* [Given request] Take the material and output all of it exactly.
************
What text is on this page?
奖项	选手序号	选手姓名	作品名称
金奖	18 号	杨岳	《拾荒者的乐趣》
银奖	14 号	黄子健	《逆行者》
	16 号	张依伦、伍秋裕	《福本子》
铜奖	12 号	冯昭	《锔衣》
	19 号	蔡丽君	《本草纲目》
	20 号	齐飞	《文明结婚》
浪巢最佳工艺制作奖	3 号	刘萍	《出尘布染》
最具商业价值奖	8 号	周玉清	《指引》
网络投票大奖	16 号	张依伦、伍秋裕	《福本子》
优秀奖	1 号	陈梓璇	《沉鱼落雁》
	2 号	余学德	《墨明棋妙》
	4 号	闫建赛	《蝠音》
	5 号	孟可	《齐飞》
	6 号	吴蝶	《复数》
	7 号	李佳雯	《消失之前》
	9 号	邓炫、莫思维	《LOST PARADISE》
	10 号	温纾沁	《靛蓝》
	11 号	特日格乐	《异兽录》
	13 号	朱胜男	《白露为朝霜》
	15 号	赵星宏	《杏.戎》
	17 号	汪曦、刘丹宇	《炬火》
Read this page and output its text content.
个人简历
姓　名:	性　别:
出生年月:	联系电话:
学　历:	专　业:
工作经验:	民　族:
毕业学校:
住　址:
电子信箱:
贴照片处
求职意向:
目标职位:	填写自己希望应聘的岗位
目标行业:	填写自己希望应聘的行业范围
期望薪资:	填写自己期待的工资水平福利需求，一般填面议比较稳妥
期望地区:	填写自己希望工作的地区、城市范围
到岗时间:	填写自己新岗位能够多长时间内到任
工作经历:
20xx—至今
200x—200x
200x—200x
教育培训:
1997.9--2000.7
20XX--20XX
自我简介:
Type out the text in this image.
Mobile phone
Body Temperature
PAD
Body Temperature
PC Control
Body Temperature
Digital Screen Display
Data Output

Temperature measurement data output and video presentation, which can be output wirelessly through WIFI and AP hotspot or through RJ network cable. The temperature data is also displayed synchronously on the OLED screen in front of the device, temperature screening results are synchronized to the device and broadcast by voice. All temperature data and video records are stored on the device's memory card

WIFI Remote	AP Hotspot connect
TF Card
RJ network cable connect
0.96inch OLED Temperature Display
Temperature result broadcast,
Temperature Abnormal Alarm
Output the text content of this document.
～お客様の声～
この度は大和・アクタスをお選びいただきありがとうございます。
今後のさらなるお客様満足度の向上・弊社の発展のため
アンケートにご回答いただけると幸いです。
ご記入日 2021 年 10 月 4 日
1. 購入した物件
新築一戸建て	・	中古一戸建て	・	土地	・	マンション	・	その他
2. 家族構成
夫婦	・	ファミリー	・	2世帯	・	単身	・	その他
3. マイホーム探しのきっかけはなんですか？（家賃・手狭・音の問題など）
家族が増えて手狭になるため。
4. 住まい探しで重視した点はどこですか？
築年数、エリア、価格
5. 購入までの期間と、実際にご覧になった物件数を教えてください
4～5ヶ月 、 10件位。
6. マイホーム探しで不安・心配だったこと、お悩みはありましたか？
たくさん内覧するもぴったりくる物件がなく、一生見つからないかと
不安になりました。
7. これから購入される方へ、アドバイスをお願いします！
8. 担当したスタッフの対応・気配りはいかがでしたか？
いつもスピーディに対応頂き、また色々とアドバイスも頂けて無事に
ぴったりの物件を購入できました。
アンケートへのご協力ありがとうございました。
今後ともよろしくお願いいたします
************
* [Reply to the exercise]
What text is on this page?
奖项	选手序号	选手姓名	作品名称
金奖	18 号	杨岳	《拾荒者的乐趣》
银奖	14 号	黄子健	《逆行者》
	16 号	张依伦、伍秋裕	《福本子》
铜奖	12 号	冯昭	《锔衣》
	19 号	蔡丽君	《本草纲目》
	20 号	齐飞	《文明结婚》
浪巢最佳工艺制作奖	3 号	刘萍	《出尘布染》
最具商业价值奖	8 号	周玉清	《指引》
网络投票大奖	16 号	张依伦、伍秋裕	《福本子》
优秀奖	1 号	陈梓璇	《沉鱼落雁》
	2 号	余学德	《墨明棋妙》
	4 号	闫建赛	《蝠音》
	5 号	孟可	《齐飞》
	6 号	吴蝶	《复数》
	7 号	李佳雯	《消失之前》
	9 号	邓炫、莫思维	《LOST PARADISE》
	10 号	温纾沁	《靛蓝》
	11 号	特日格乐	《异兽录》
	13 号	朱胜男	《白露为朝霜》
	15 号	赵星宏	《杏.戎》
	17 号	汪曦、刘丹宇	《炬火》
Read this page and output its text content.
个人简历
姓　名:	性　别:
出生年月:	联系电话:
学　历:	专　业:
工作经验:	民　族:
毕业学校:
住　址:
电子信箱:
贴照片处
求职意向:
目标职位:	填写自己希望应聘的岗位
目标行业:	填写自己希望应聘的行业范围
期望薪资:	填写自己期待的工资水平福利需求，一般填面议比较稳妥
期望地区:	填写自己希望工作的地区、城市范围
到岗时间:	填写自己新岗位能够多长时间内到任
工作经历:
20xx—至今
200x—200x
200x—200x
教育培训:
1997.9--2000.7
20XX--20XX
自我简介:
Type out the text in this image.
Mobile phone
Body Temperature
PAD
Body Temperature
PC Control
Body Temperature
Digital Screen Display
Data Output

Temperature measurement data output and video presentation, which can be output wirelessly through WIFI and AP hotspot or through RJ network cable. The temperature data is also displayed synchronously on the OLED screen in front of the device, temperature screening results are synchronized to the device and broadcast by voice. All temperature data and video records are stored on the device's memory card

WIFI Remote	AP Hotspot connect
TF Card
RJ network cable connect
0.96inch OLED Temperature Display
Temperature result broadcast,
Temperature Abnormal Alarm
Output the text content of this document.
～お客様の声～
この度は大和・アクタスをお選びいただきありがとうございます。
今後のさらなるお客様満足度の向上・弊社の発展のため
アンケートにご回答いただけると幸いです。
ご記入日 2021 年 10 月 4 日
1. 購入した物件
新築一戸建て	・	中古一戸建て	・	土地	・	マンション	・	その他
2. 家族構成
夫婦	・	ファミリー	・	2世帯	・	単身	・	その他
3. マイホーム探しのきっかけはなんですか？（家賃・手狭・音の問題など）
家族が増えて手狭になるため。
4. 住まい探しで重視した点はどこですか？
築年数、エリア、価格
5. 購入までの期間と、実際にご覧になった物件数を教えてください
4～5ヶ月 、 10件位。
6. マイホーム探しで不安・心配だったこと、お悩みはありましたか？
たくさん内覧するもぴったりくる物件がなく、一生見つからないかと
不安になりました。
7. これから購入される方へ、アドバイスをお願いします！
8. 担当したスタッフの対応・気配りはいかがでしたか？
いつもスピーディに対応頂き、また色々とアドバイスも頂けて無事に
ぴったりの物件を購入できました。
アンケートへのご協力ありがとうございました。
今後ともよろしくお願いいたします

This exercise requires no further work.